A run of records:
####

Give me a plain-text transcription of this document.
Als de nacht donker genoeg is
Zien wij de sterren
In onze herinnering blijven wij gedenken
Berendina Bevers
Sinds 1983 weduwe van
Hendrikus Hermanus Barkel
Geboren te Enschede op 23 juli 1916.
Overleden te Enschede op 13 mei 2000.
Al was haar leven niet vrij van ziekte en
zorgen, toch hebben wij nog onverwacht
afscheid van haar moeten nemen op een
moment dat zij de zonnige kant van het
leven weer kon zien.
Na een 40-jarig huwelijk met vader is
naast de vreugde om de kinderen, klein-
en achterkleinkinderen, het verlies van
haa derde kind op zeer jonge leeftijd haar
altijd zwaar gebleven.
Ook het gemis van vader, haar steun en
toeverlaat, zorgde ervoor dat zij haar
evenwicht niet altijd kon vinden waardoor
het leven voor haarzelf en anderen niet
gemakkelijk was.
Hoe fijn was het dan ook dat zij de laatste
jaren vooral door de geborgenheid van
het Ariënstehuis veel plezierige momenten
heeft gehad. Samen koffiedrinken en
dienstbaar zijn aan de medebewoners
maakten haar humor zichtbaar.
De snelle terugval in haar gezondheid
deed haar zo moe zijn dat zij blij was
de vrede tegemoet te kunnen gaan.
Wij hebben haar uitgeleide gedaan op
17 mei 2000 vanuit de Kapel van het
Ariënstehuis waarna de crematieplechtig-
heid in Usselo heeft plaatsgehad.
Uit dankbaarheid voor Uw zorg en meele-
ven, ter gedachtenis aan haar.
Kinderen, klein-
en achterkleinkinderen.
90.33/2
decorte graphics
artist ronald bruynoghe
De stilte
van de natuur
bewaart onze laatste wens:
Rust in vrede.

####

## WORK TO DO
Report each line of the material above where the word "zijn" appears.

## FULL OUTPUT
dienstbaar zijn aan de medebewoners
deed haar zo moe zijn dat zij blij was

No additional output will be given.